§ **EXERCISE AIM**:
Which lines include the word "symptômes"? Copy each of them.

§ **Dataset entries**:
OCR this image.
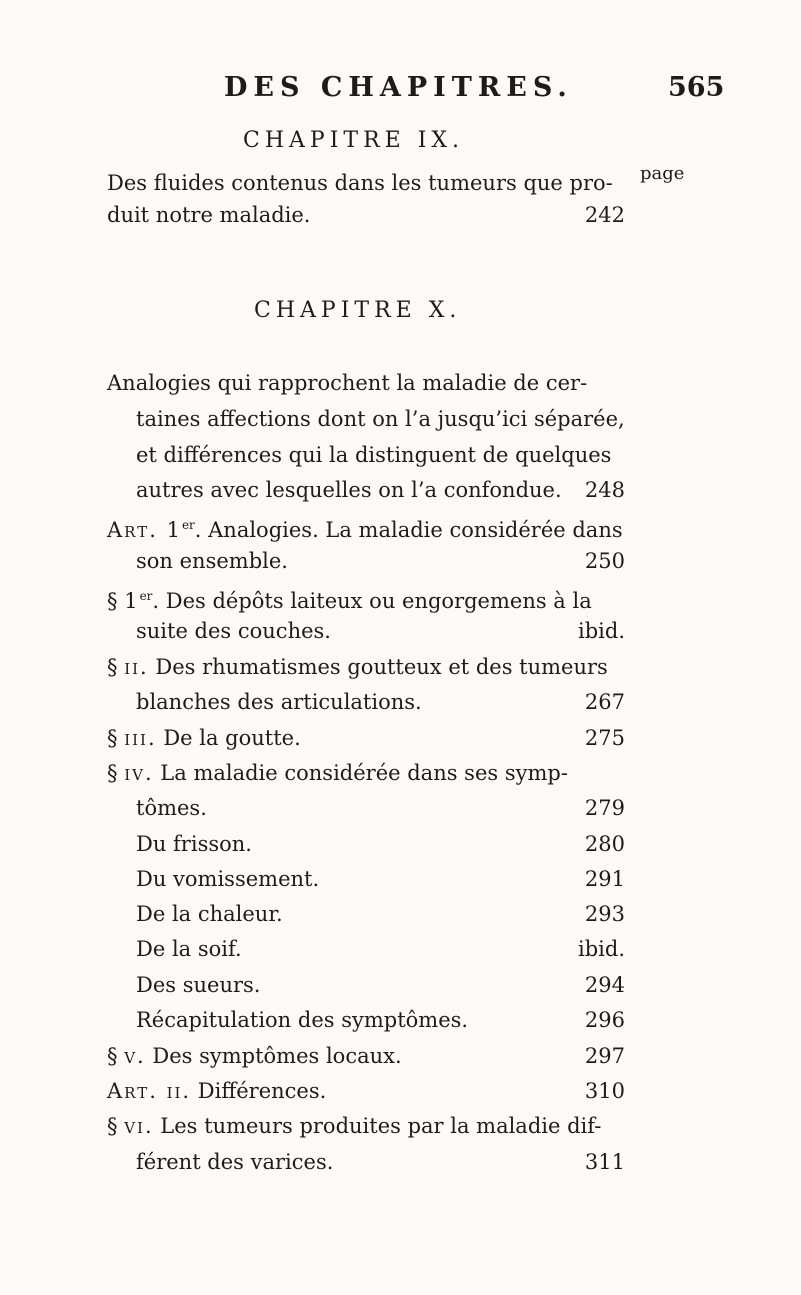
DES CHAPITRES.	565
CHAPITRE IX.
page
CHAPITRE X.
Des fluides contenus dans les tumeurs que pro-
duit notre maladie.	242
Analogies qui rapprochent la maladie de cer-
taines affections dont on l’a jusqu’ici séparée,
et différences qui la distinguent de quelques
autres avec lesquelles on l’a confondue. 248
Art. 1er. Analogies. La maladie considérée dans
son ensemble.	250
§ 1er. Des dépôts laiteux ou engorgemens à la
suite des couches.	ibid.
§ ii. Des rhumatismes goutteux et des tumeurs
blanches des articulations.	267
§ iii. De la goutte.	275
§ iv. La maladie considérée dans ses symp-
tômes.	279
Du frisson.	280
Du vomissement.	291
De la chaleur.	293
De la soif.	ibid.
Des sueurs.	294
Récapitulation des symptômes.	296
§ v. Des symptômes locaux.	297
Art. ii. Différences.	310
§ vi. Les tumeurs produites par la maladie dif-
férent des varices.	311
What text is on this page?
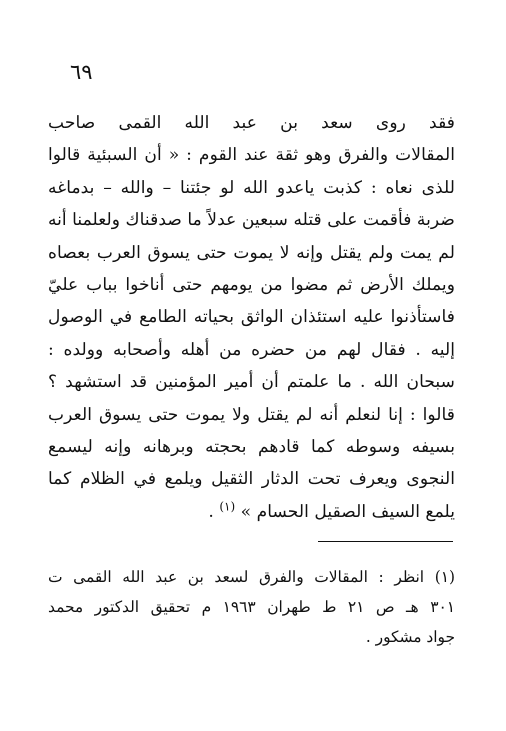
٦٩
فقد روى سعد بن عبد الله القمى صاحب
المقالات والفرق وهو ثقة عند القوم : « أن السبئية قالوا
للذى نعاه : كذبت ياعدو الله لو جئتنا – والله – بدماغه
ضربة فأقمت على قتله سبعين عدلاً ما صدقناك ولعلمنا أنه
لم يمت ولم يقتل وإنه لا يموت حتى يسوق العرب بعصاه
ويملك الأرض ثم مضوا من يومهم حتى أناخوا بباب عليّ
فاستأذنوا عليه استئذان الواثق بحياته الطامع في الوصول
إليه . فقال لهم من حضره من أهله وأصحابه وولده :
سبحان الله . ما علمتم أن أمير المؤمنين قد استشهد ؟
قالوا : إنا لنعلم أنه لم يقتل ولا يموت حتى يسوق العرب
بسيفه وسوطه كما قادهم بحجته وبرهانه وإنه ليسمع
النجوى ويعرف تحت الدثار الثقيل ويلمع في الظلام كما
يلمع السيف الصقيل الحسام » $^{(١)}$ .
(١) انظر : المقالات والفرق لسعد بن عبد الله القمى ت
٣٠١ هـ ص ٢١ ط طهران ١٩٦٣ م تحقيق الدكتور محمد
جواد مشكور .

§ **RESPONSE BELOW**:
Récapitulation des symptômes.	296
§ v. Des symptômes locaux.	297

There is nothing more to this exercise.